# START OF Excerpted records

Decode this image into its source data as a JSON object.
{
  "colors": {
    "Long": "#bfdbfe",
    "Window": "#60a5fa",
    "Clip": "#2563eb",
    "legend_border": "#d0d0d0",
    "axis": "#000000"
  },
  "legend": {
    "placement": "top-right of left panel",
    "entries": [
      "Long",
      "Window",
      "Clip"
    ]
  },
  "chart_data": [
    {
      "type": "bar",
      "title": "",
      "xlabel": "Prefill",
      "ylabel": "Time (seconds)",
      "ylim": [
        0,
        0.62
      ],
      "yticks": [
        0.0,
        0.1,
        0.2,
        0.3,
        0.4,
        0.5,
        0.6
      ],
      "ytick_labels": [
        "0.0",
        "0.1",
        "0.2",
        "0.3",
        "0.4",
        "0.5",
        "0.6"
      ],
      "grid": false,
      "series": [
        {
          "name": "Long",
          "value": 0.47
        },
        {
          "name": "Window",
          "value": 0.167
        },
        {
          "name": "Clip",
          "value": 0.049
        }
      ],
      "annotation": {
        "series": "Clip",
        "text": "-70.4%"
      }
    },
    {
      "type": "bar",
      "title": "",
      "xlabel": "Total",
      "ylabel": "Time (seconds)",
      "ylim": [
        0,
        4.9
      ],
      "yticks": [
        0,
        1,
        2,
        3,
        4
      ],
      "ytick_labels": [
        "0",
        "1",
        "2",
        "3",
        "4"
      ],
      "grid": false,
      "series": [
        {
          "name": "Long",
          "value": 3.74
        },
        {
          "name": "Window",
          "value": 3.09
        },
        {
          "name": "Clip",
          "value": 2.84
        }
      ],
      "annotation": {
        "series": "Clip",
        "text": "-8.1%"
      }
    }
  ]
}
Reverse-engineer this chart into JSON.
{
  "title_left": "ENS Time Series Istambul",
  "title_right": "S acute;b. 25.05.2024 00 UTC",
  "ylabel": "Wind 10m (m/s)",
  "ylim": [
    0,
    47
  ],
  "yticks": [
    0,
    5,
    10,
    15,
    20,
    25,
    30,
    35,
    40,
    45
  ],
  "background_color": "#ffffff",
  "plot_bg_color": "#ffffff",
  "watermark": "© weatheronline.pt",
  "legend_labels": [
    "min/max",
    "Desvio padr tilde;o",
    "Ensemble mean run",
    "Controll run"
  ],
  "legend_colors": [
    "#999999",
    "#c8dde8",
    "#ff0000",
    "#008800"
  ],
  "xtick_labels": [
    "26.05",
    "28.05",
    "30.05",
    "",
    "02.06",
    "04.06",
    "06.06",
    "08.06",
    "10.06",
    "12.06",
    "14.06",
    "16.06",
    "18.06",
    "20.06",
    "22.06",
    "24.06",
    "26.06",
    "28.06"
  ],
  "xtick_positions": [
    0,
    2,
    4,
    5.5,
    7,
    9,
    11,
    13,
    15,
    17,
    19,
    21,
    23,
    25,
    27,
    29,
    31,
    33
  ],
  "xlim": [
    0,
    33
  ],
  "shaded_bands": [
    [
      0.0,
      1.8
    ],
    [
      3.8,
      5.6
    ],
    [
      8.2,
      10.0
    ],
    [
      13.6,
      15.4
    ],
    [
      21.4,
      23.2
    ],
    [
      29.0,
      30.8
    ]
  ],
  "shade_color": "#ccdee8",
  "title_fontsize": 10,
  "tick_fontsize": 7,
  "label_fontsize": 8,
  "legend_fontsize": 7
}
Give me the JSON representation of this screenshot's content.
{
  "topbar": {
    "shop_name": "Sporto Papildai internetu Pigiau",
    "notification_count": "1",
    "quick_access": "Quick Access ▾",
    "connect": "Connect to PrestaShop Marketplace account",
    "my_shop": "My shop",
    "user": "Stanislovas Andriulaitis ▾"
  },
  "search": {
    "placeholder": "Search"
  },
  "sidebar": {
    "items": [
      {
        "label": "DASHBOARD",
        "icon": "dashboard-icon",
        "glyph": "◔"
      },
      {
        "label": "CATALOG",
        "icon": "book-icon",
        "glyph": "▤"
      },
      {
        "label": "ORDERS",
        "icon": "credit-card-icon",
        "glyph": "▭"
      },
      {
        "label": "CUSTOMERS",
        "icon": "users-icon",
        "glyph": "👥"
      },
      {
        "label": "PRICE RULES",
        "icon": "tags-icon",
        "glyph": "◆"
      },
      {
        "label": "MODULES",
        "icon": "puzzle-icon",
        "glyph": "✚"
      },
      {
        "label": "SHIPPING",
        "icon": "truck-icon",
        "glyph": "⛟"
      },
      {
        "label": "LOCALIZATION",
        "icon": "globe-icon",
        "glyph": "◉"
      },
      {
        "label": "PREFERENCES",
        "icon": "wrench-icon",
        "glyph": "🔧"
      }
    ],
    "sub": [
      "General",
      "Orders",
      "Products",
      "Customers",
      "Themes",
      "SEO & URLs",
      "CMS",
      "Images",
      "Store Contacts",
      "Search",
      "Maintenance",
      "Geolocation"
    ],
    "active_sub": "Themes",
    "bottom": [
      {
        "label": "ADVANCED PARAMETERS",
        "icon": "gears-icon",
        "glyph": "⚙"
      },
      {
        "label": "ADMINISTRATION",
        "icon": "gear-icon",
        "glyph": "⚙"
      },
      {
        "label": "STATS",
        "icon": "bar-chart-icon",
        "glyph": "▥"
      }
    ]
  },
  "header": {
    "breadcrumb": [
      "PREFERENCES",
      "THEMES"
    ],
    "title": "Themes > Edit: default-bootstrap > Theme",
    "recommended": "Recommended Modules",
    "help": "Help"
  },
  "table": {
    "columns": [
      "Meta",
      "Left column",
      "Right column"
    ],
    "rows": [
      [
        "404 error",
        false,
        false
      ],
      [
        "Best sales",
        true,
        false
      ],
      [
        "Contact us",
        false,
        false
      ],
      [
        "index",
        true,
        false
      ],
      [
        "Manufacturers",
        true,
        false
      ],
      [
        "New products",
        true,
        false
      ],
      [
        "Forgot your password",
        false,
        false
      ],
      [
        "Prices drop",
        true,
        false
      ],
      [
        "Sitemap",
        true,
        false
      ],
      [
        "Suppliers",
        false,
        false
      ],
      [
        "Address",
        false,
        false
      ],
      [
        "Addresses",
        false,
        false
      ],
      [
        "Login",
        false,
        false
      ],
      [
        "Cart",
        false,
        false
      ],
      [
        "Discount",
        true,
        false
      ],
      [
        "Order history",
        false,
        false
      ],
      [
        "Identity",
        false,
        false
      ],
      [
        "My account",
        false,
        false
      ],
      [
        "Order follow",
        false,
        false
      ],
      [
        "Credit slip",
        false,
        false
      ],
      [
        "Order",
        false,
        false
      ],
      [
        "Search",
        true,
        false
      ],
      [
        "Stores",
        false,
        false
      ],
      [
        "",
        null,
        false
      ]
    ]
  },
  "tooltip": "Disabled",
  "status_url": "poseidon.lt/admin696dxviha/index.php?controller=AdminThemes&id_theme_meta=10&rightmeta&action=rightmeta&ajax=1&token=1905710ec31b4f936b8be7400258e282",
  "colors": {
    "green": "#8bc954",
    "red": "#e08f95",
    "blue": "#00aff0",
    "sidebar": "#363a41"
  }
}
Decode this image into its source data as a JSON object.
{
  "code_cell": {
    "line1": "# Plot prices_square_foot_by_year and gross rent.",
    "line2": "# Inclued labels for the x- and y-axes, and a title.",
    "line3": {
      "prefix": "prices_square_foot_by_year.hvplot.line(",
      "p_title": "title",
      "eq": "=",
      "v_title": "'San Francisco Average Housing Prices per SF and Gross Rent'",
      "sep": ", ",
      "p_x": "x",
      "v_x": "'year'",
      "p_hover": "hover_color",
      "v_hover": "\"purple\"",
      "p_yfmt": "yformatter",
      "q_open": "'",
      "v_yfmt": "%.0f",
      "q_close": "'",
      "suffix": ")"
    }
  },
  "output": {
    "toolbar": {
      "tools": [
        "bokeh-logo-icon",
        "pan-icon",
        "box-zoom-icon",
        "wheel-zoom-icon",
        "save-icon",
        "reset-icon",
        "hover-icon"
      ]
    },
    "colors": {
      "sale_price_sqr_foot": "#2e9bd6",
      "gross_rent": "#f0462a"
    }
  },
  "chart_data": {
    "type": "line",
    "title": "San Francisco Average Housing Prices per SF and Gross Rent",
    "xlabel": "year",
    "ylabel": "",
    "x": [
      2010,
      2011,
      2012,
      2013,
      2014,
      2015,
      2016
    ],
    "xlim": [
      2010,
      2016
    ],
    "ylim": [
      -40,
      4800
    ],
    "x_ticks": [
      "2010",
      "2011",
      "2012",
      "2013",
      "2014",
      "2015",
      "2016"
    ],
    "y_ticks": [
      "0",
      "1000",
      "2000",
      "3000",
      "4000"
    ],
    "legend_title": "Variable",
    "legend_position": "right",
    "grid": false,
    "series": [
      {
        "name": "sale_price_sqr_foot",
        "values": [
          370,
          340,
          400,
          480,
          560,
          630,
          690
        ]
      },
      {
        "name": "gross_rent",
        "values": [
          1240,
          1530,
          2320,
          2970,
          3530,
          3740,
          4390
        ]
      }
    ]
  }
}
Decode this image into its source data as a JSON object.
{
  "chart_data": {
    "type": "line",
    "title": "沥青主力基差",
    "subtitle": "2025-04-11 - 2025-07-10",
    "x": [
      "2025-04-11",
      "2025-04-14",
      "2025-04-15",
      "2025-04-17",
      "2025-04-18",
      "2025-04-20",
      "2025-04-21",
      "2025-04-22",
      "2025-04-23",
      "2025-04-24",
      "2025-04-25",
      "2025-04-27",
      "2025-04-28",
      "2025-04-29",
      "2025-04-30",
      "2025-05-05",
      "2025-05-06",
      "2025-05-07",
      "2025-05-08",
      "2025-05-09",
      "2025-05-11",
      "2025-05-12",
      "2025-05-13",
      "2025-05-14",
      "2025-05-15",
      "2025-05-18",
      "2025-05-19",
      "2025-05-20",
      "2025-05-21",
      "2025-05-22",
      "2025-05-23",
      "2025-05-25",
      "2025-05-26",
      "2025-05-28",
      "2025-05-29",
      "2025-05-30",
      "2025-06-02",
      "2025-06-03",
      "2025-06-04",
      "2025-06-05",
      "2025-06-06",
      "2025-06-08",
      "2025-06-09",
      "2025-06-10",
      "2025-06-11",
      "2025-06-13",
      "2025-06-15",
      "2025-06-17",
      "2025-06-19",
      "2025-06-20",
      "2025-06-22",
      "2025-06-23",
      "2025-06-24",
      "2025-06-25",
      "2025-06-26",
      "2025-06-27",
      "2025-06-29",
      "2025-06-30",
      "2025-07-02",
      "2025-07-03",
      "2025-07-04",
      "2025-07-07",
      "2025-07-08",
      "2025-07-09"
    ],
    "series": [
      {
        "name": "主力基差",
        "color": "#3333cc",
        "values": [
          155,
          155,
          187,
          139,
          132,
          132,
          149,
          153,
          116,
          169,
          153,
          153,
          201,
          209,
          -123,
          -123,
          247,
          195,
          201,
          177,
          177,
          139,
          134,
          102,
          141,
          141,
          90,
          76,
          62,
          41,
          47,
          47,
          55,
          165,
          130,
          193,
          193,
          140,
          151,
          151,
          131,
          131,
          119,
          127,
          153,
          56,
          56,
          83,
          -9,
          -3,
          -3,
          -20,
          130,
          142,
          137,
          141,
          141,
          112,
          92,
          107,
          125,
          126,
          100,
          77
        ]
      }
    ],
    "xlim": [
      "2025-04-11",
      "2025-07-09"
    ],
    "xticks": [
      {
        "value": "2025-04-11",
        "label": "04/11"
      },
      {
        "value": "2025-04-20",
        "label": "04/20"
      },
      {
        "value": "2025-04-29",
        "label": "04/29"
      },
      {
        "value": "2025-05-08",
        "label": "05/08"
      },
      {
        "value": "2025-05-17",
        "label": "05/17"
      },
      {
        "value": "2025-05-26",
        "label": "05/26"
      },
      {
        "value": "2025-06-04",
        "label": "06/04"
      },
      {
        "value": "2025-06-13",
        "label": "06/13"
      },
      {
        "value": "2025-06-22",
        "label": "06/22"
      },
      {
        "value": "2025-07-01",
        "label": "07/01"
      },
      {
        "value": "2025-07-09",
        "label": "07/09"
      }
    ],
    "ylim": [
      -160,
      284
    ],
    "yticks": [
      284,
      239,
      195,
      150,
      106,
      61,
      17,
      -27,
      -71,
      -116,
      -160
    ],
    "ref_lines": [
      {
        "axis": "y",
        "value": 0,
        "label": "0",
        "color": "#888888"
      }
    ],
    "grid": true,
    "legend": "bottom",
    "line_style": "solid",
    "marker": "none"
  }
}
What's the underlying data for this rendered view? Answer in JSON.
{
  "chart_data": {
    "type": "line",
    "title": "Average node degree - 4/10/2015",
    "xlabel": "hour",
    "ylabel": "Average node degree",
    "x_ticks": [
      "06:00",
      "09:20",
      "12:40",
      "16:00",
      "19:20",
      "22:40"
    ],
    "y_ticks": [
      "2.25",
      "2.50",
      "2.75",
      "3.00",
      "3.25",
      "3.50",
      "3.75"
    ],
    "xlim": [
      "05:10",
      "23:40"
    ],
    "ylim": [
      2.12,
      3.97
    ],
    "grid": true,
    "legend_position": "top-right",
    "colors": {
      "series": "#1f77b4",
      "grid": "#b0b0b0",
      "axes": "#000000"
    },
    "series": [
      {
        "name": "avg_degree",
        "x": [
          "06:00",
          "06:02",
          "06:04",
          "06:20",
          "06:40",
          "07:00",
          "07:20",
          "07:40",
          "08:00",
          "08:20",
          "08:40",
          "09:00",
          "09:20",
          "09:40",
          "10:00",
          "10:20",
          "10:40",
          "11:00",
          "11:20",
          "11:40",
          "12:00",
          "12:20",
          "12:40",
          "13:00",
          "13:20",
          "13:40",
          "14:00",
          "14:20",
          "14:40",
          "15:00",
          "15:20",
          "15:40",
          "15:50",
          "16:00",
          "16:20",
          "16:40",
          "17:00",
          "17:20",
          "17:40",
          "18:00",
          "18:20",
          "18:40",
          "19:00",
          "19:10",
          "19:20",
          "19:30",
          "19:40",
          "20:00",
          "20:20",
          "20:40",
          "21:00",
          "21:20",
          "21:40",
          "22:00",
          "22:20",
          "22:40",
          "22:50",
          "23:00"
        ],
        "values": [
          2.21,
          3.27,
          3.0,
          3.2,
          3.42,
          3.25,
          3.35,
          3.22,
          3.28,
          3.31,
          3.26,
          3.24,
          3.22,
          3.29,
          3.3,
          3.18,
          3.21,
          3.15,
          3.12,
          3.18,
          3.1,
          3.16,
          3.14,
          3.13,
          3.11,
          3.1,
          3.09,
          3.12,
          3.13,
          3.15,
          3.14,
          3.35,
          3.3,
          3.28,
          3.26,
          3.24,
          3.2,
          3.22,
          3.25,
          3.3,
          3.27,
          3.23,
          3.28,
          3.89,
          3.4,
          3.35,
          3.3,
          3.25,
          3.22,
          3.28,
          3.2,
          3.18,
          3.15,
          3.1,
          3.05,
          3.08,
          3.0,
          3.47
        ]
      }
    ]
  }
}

# END OF Excerpted records

Each line that contains the word "Window" counts toward the total; give only that total.

4